Entries with figure data:

========================

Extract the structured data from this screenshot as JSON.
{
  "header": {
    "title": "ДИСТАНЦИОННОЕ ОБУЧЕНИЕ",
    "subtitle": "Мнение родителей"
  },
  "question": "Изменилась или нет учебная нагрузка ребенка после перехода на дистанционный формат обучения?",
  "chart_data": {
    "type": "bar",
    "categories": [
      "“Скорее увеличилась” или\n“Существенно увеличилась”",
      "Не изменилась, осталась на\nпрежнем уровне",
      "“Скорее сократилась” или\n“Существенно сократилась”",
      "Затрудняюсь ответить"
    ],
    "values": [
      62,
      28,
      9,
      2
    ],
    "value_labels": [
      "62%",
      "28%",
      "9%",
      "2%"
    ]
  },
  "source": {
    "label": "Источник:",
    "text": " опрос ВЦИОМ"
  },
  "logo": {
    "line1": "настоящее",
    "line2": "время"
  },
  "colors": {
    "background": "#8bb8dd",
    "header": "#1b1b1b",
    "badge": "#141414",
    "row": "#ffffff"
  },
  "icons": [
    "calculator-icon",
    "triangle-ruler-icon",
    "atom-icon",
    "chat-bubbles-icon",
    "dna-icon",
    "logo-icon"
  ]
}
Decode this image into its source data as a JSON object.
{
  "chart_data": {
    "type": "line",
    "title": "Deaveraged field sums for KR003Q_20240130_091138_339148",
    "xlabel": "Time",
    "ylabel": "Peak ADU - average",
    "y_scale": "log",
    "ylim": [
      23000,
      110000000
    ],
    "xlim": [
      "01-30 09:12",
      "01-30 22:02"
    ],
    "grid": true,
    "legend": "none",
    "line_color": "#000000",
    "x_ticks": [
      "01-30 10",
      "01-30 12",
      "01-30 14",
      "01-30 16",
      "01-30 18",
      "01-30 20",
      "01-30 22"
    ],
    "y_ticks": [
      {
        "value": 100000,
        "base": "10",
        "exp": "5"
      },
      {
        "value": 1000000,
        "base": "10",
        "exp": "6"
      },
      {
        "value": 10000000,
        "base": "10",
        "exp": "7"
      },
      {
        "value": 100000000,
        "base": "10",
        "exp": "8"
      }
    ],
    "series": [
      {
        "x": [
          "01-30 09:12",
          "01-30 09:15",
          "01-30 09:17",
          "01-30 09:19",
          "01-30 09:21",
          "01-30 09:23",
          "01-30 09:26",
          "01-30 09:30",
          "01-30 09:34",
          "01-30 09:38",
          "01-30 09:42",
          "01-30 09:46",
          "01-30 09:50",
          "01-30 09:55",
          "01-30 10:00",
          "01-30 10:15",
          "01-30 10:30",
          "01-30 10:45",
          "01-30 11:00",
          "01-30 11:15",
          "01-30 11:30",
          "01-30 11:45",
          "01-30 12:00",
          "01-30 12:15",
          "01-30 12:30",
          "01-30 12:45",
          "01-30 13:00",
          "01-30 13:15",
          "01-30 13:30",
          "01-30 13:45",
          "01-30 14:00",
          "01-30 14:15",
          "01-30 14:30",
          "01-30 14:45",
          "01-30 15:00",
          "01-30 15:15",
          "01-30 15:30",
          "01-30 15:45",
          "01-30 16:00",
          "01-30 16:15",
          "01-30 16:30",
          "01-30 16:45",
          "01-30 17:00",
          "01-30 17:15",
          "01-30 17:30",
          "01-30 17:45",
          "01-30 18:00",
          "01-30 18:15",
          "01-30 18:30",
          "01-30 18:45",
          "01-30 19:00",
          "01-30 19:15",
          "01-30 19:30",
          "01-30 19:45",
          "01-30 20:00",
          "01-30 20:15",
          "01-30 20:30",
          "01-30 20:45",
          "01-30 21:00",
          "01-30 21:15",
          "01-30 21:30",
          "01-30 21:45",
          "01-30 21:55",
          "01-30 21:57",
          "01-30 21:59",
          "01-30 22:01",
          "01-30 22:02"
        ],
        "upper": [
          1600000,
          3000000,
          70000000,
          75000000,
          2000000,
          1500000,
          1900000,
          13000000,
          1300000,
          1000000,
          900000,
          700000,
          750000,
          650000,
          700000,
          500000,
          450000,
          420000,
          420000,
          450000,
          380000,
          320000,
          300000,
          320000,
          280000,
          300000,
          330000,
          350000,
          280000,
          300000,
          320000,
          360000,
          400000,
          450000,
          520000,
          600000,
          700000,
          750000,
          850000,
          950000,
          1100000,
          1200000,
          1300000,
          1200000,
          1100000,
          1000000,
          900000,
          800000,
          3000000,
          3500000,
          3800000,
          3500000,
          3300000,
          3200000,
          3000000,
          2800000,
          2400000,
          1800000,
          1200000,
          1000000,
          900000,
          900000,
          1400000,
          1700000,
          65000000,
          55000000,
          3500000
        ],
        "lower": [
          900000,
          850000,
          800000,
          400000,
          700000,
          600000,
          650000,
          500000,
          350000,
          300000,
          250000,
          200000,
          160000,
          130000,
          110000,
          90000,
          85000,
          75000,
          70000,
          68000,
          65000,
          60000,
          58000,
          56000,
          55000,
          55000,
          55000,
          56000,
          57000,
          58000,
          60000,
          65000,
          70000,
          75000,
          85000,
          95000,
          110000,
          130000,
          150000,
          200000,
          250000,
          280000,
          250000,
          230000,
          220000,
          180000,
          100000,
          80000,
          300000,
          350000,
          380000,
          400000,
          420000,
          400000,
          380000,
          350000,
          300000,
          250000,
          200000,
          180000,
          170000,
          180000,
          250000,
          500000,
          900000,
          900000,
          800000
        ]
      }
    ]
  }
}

========================

_Exercise_: Copy out each line exactly as written.

_Written solution_:
Extract the structured data from this screenshot as JSON.
{
  "header": {
    "title": "ДИСТАНЦИОННОЕ ОБУЧЕНИЕ",
    "subtitle": "Мнение родителей"
  },
  "question": "Изменилась или нет учебная нагрузка ребенка после перехода на дистанционный формат обучения?",
  "chart_data": {
    "type": "bar",
    "categories": [
      "“Скорее увеличилась” или\n“Существенно увеличилась”",
      "Не изменилась, осталась на\nпрежнем уровне",
      "“Скорее сократилась” или\n“Существенно сократилась”",
      "Затрудняюсь ответить"
    ],
    "values": [
      62,
      28,
      9,
      2
    ],
    "value_labels": [
      "62%",
      "28%",
      "9%",
      "2%"
    ]
  },
  "source": {
    "label": "Источник:",
    "text": " опрос ВЦИОМ"
  },
  "logo": {
    "line1": "настоящее",
    "line2": "время"
  },
  "colors": {
    "background": "#8bb8dd",
    "header": "#1b1b1b",
    "badge": "#141414",
    "row": "#ffffff"
  },
  "icons": [
    "calculator-icon",
    "triangle-ruler-icon",
    "atom-icon",
    "chat-bubbles-icon",
    "dna-icon",
    "logo-icon"
  ]
}
Decode this image into its source data as a JSON object.
{
  "chart_data": {
    "type": "line",
    "title": "Deaveraged field sums for KR003Q_20240130_091138_339148",
    "xlabel": "Time",
    "ylabel": "Peak ADU - average",
    "y_scale": "log",
    "ylim": [
      23000,
      110000000
    ],
    "xlim": [
      "01-30 09:12",
      "01-30 22:02"
    ],
    "grid": true,
    "legend": "none",
    "line_color": "#000000",
    "x_ticks": [
      "01-30 10",
      "01-30 12",
      "01-30 14",
      "01-30 16",
      "01-30 18",
      "01-30 20",
      "01-30 22"
    ],
    "y_ticks": [
      {
        "value": 100000,
        "base": "10",
        "exp": "5"
      },
      {
        "value": 1000000,
        "base": "10",
        "exp": "6"
      },
      {
        "value": 10000000,
        "base": "10",
        "exp": "7"
      },
      {
        "value": 100000000,
        "base": "10",
        "exp": "8"
      }
    ],
    "series": [
      {
        "x": [
          "01-30 09:12",
          "01-30 09:15",
          "01-30 09:17",
          "01-30 09:19",
          "01-30 09:21",
          "01-30 09:23",
          "01-30 09:26",
          "01-30 09:30",
          "01-30 09:34",
          "01-30 09:38",
          "01-30 09:42",
          "01-30 09:46",
          "01-30 09:50",
          "01-30 09:55",
          "01-30 10:00",
          "01-30 10:15",
          "01-30 10:30",
          "01-30 10:45",
          "01-30 11:00",
          "01-30 11:15",
          "01-30 11:30",
          "01-30 11:45",
          "01-30 12:00",
          "01-30 12:15",
          "01-30 12:30",
          "01-30 12:45",
          "01-30 13:00",
          "01-30 13:15",
          "01-30 13:30",
          "01-30 13:45",
          "01-30 14:00",
          "01-30 14:15",
          "01-30 14:30",
          "01-30 14:45",
          "01-30 15:00",
          "01-30 15:15",
          "01-30 15:30",
          "01-30 15:45",
          "01-30 16:00",
          "01-30 16:15",
          "01-30 16:30",
          "01-30 16:45",
          "01-30 17:00",
          "01-30 17:15",
          "01-30 17:30",
          "01-30 17:45",
          "01-30 18:00",
          "01-30 18:15",
          "01-30 18:30",
          "01-30 18:45",
          "01-30 19:00",
          "01-30 19:15",
          "01-30 19:30",
          "01-30 19:45",
          "01-30 20:00",
          "01-30 20:15",
          "01-30 20:30",
          "01-30 20:45",
          "01-30 21:00",
          "01-30 21:15",
          "01-30 21:30",
          "01-30 21:45",
          "01-30 21:55",
          "01-30 21:57",
          "01-30 21:59",
          "01-30 22:01",
          "01-30 22:02"
        ],
        "upper": [
          1600000,
          3000000,
          70000000,
          75000000,
          2000000,
          1500000,
          1900000,
          13000000,
          1300000,
          1000000,
          900000,
          700000,
          750000,
          650000,
          700000,
          500000,
          450000,
          420000,
          420000,
          450000,
          380000,
          320000,
          300000,
          320000,
          280000,
          300000,
          330000,
          350000,
          280000,
          300000,
          320000,
          360000,
          400000,
          450000,
          520000,
          600000,
          700000,
          750000,
          850000,
          950000,
          1100000,
          1200000,
          1300000,
          1200000,
          1100000,
          1000000,
          900000,
          800000,
          3000000,
          3500000,
          3800000,
          3500000,
          3300000,
          3200000,
          3000000,
          2800000,
          2400000,
          1800000,
          1200000,
          1000000,
          900000,
          900000,
          1400000,
          1700000,
          65000000,
          55000000,
          3500000
        ],
        "lower": [
          900000,
          850000,
          800000,
          400000,
          700000,
          600000,
          650000,
          500000,
          350000,
          300000,
          250000,
          200000,
          160000,
          130000,
          110000,
          90000,
          85000,
          75000,
          70000,
          68000,
          65000,
          60000,
          58000,
          56000,
          55000,
          55000,
          55000,
          56000,
          57000,
          58000,
          60000,
          65000,
          70000,
          75000,
          85000,
          95000,
          110000,
          130000,
          150000,
          200000,
          250000,
          280000,
          250000,
          230000,
          220000,
          180000,
          100000,
          80000,
          300000,
          350000,
          380000,
          400000,
          420000,
          400000,
          380000,
          350000,
          300000,
          250000,
          200000,
          180000,
          170000,
          180000,
          250000,
          500000,
          900000,
          900000,
          800000
        ]
      }
    ]
  }
}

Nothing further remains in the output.